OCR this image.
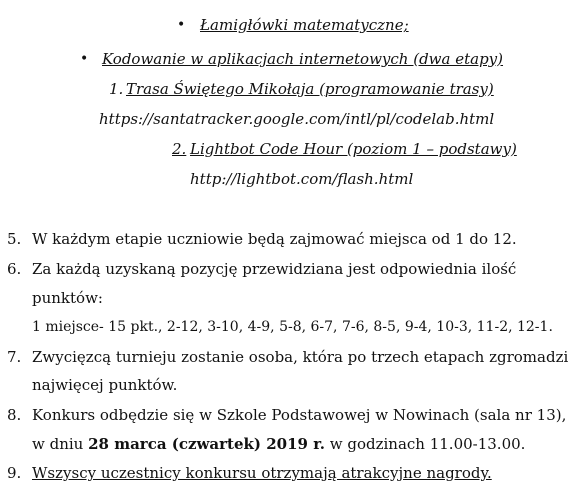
• Łamigłówki matematyczne;
• Kodowanie w aplikacjach internetowych (dwa etapy)
1. Trasa Świętego Mikołaja (programowanie trasy)
https://santatracker.google.com/intl/pl/codelab.html
2. Lightbot Code Hour (poziom 1 – podstawy)
http://lightbot.com/flash.html
5. W każdym etapie uczniowie będą zajmować miejsca od 1 do 12.
6. Za każdą uzyskaną pozycję przewidziana jest odpowiednia ilość
punktów:
1 miejsce- 15 pkt., 2-12, 3-10, 4-9, 5-8, 6-7, 7-6, 8-5, 9-4, 10-3, 11-2, 12-1.
7. Zwycięzcą turnieju zostanie osoba, która po trzech etapach zgromadzi
najwięcej punktów.
8. Konkurs odbędzie się w Szkole Podstawowej w Nowinach (sala nr 13),
w dniu 28 marca (czwartek) 2019 r. w godzinach 11.00-13.00.
9. Wszyscy uczestnicy konkursu otrzymają atrakcyjne nagrody.
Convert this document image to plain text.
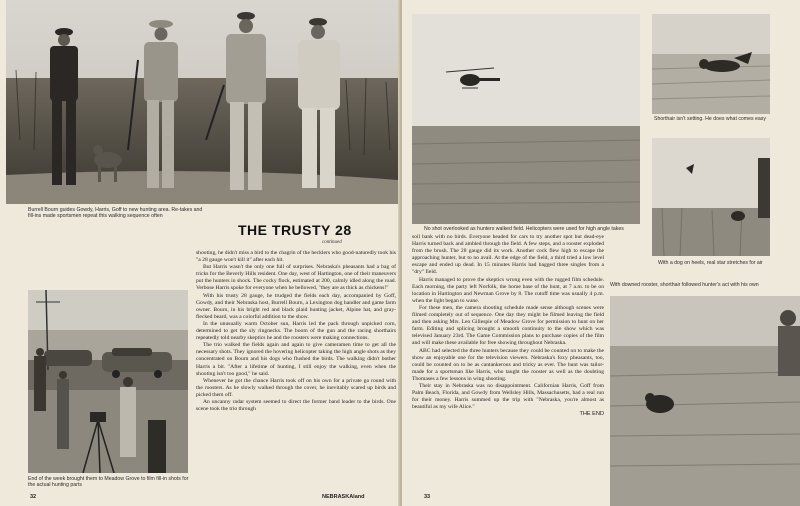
Burrell Bourn guides Gowdy, Harris, Goff to new hunting area. Re-takes and fill-ins made sportsmen repeat this walking sequence often
THE TRUSTY 28
continued
End of the week brought them to Meadow Grove to film fill-in shots for the actual hunting parts

shooting, he didn't miss a bird to the chagrin of the hecklers who good-naturedly took his "a 28 gauge won't kill it" after each hit.

But Harris wasn't the only one full of surprises. Nebraska's pheasants had a bag of tricks for the Beverly Hills resident. One day, west of Hartington, one of their maneuvers put the hunters in shock. The cocky flock, estimated at 200, calmly idled along the road. Verbose Harris spoke for everyone when he bellowed, "they are as thick as chickens!"

With his trusty 28 gauge, he trudged the fields each day, accompanied by Goff, Gowdy, and their Nebraska host, Burrell Bourn, a Lexington dog handler and game farm owner. Bourn, in his bright red and black plaid hunting jacket, Alpine hat, and gray-flecked beard, was a colorful addition to the show.

In the unusually warm October sun, Harris led the pack through unpicked corn, determined to get the sly ringnecks. The boom of the gun and the racing shorthairs repeatedly told nearby skeptics he and the roosters were making connections.

The trio walked the fields again and again to give cameramen time to get all the necessary shots. They ignored the hovering helicopter taking the high angle shots as they concentrated on Bourn and his dogs who flushed the birds. The walking didn't bother Harris a bit. "After a lifetime of hunting, I still enjoy the walking, even when the shooting isn't too good," he said.

Whenever he got the chance Harris took off on his own for a private go round with the roosters. As he slowly walked through the cover, he inevitably scared up birds and picked them off.

An uncanny radar system seemed to direct the former band leader to the birds. One scene took the trio through

32	NEBRASKAland
No shot overlooked as hunters walked field. Helicopters were used for high angle takes
Shorthair isn't setting. He does what comes easy
With a dog on heels, real star stretches for air
With downed rooster, shorthair followed hunter's act with his own

soil bank with no birds. Everyone headed for cars to try another spot but dead-eye Harris turned back and ambled through the field. A few steps, and a rooster exploded from the brush. The 28 gauge did its work. Another cock flew high to escape the approaching hunter, but to no avail. At the edge of the field, a third tried a low level escape and ended up dead. In 15 minutes Harris had bagged three singles from a "dry" field.

Harris managed to prove the skeptics wrong even with the rugged film schedule. Each morning, the party left Norfolk, the home base of the hunt, at 7 a.m. to be on location in Hartington and Newman Grove by 8. The cutoff time was usually 4 p.m. when the light began to wane.

For these men, the camera shooting schedule made sense although scenes were filmed completely out of sequence. One day they might be filmed leaving the field and then asking Mrs. Leo Gillespie of Meadow Grove for permission to hunt on her farm. Editing and splicing brought a smooth continuity to the show which was televised January 23rd. The Game Commission plans to purchase copies of the film and will make these available for free showing throughout Nebraska.

ABC had selected the three hunters because they could be counted on to make the show an enjoyable one for the television viewers. Nebraska's foxy pheasants, too, could be counted on to be as cantankerous and tricky as ever. The hunt was tailor-made for a sportsman like Harris, who taught the rooster as well as the doubting Thomases a few lessons in wing shooting.

Their stay in Nebraska was no disappointment. Californian Harris, Goff from Palm Beach, Florida, and Gowdy from Wellsley Hills, Massachusetts, had a real run for their money. Harris summed up the trip with "Nebraska, you're almost as beautiful as my wife Alice."

THE END
33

- [BRIEF]:
From the records, copy every line that has the string "Gowdy" in it.

- [SOLUTION FOR THIS PROBLEM]:
Burrell Bourn guides Gowdy, Harris, Goff to new hunting area. Re-takes and fill-ins made sportsmen repeat this walking sequence often
With his trusty 28 gauge, he trudged the fields each day, accompanied by Goff, Gowdy, and their Nebraska host, Burrell Bourn, a Lexington dog handler and game farm owner. Bourn, in his bright red and black plaid hunting jacket, Alpine hat, and gray-flecked beard, was a colorful addition to the show.
Their stay in Nebraska was no disappointment. Californian Harris, Goff from Palm Beach, Florida, and Gowdy from Wellsley Hills, Massachusetts, had a real run for their money. Harris summed up the trip with "Nebraska, you're almost as beautiful as my wife Alice."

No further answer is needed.